Stored records:
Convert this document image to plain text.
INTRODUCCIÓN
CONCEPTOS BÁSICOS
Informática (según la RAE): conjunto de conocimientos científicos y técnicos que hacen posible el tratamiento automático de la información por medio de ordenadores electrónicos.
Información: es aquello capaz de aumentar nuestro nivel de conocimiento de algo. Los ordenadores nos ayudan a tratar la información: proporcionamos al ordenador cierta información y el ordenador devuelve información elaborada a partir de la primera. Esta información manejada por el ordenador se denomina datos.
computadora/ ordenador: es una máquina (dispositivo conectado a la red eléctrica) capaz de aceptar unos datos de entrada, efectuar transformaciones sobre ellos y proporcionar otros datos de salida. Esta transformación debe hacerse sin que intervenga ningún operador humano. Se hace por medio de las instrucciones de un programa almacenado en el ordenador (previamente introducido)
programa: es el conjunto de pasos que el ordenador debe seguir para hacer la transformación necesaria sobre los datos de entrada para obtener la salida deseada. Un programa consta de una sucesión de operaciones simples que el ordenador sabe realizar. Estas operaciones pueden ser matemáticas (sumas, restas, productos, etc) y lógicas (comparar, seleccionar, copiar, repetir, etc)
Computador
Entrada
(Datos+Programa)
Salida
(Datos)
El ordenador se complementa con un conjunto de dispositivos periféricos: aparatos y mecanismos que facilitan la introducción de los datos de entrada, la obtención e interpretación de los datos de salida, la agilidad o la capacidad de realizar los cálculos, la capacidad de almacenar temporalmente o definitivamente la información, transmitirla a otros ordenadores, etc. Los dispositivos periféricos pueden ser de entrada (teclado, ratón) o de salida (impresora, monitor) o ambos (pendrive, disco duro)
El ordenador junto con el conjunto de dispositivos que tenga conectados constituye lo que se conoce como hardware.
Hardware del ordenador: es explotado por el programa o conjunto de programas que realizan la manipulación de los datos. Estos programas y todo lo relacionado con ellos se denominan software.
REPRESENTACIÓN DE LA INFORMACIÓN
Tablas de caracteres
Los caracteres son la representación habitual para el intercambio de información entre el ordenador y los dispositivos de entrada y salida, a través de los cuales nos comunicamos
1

■ Task prompt: Print all of the entries exactly as they are written.

■ Solution:
Convert this document image to plain text.
INTRODUCCIÓN
CONCEPTOS BÁSICOS
Informática (según la RAE): conjunto de conocimientos científicos y técnicos que hacen posible el tratamiento automático de la información por medio de ordenadores electrónicos.
Información: es aquello capaz de aumentar nuestro nivel de conocimiento de algo. Los ordenadores nos ayudan a tratar la información: proporcionamos al ordenador cierta información y el ordenador devuelve información elaborada a partir de la primera. Esta información manejada por el ordenador se denomina datos.
computadora/ ordenador: es una máquina (dispositivo conectado a la red eléctrica) capaz de aceptar unos datos de entrada, efectuar transformaciones sobre ellos y proporcionar otros datos de salida. Esta transformación debe hacerse sin que intervenga ningún operador humano. Se hace por medio de las instrucciones de un programa almacenado en el ordenador (previamente introducido)
programa: es el conjunto de pasos que el ordenador debe seguir para hacer la transformación necesaria sobre los datos de entrada para obtener la salida deseada. Un programa consta de una sucesión de operaciones simples que el ordenador sabe realizar. Estas operaciones pueden ser matemáticas (sumas, restas, productos, etc) y lógicas (comparar, seleccionar, copiar, repetir, etc)
Computador
Entrada
(Datos+Programa)
Salida
(Datos)
El ordenador se complementa con un conjunto de dispositivos periféricos: aparatos y mecanismos que facilitan la introducción de los datos de entrada, la obtención e interpretación de los datos de salida, la agilidad o la capacidad de realizar los cálculos, la capacidad de almacenar temporalmente o definitivamente la información, transmitirla a otros ordenadores, etc. Los dispositivos periféricos pueden ser de entrada (teclado, ratón) o de salida (impresora, monitor) o ambos (pendrive, disco duro)
El ordenador junto con el conjunto de dispositivos que tenga conectados constituye lo que se conoce como hardware.
Hardware del ordenador: es explotado por el programa o conjunto de programas que realizan la manipulación de los datos. Estos programas y todo lo relacionado con ellos se denominan software.
REPRESENTACIÓN DE LA INFORMACIÓN
Tablas de caracteres
Los caracteres son la representación habitual para el intercambio de información entre el ordenador y los dispositivos de entrada y salida, a través de los cuales nos comunicamos
1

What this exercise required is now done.